> _Your goal_: Every entry should be repeated exactly. Omit the pictures.

[Dataset items]
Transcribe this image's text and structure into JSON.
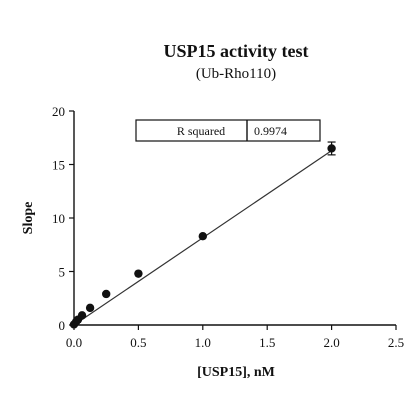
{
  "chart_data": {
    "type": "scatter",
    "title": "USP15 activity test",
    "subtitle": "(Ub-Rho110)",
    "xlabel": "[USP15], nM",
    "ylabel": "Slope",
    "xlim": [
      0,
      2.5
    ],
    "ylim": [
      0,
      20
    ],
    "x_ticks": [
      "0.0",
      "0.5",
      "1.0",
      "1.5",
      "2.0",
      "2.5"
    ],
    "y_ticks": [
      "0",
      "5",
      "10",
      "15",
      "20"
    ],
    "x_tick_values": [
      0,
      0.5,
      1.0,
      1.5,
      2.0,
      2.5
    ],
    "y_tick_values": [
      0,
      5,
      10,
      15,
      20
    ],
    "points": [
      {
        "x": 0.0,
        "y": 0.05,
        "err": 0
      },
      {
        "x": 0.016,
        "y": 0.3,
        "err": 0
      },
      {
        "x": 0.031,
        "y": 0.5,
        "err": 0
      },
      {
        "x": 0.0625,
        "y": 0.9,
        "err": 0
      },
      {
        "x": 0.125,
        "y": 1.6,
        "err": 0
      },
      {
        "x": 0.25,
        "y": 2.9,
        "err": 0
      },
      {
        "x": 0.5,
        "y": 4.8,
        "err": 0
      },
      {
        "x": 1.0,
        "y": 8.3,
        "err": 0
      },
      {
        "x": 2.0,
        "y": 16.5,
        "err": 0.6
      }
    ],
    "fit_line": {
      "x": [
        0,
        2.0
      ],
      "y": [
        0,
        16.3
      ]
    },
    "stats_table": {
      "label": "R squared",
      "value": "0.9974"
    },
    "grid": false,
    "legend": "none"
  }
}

> _Response to this exercise_:
Transcribe this image's text and structure into JSON.
{
  "chart_data": {
    "type": "scatter",
    "title": "USP15 activity test",
    "subtitle": "(Ub-Rho110)",
    "xlabel": "[USP15], nM",
    "ylabel": "Slope",
    "xlim": [
      0,
      2.5
    ],
    "ylim": [
      0,
      20
    ],
    "x_ticks": [
      "0.0",
      "0.5",
      "1.0",
      "1.5",
      "2.0",
      "2.5"
    ],
    "y_ticks": [
      "0",
      "5",
      "10",
      "15",
      "20"
    ],
    "x_tick_values": [
      0,
      0.5,
      1.0,
      1.5,
      2.0,
      2.5
    ],
    "y_tick_values": [
      0,
      5,
      10,
      15,
      20
    ],
    "points": [
      {
        "x": 0.0,
        "y": 0.05,
        "err": 0
      },
      {
        "x": 0.016,
        "y": 0.3,
        "err": 0
      },
      {
        "x": 0.031,
        "y": 0.5,
        "err": 0
      },
      {
        "x": 0.0625,
        "y": 0.9,
        "err": 0
      },
      {
        "x": 0.125,
        "y": 1.6,
        "err": 0
      },
      {
        "x": 0.25,
        "y": 2.9,
        "err": 0
      },
      {
        "x": 0.5,
        "y": 4.8,
        "err": 0
      },
      {
        "x": 1.0,
        "y": 8.3,
        "err": 0
      },
      {
        "x": 2.0,
        "y": 16.5,
        "err": 0.6
      }
    ],
    "fit_line": {
      "x": [
        0,
        2.0
      ],
      "y": [
        0,
        16.3
      ]
    },
    "stats_table": {
      "label": "R squared",
      "value": "0.9974"
    },
    "grid": false,
    "legend": "none"
  }
}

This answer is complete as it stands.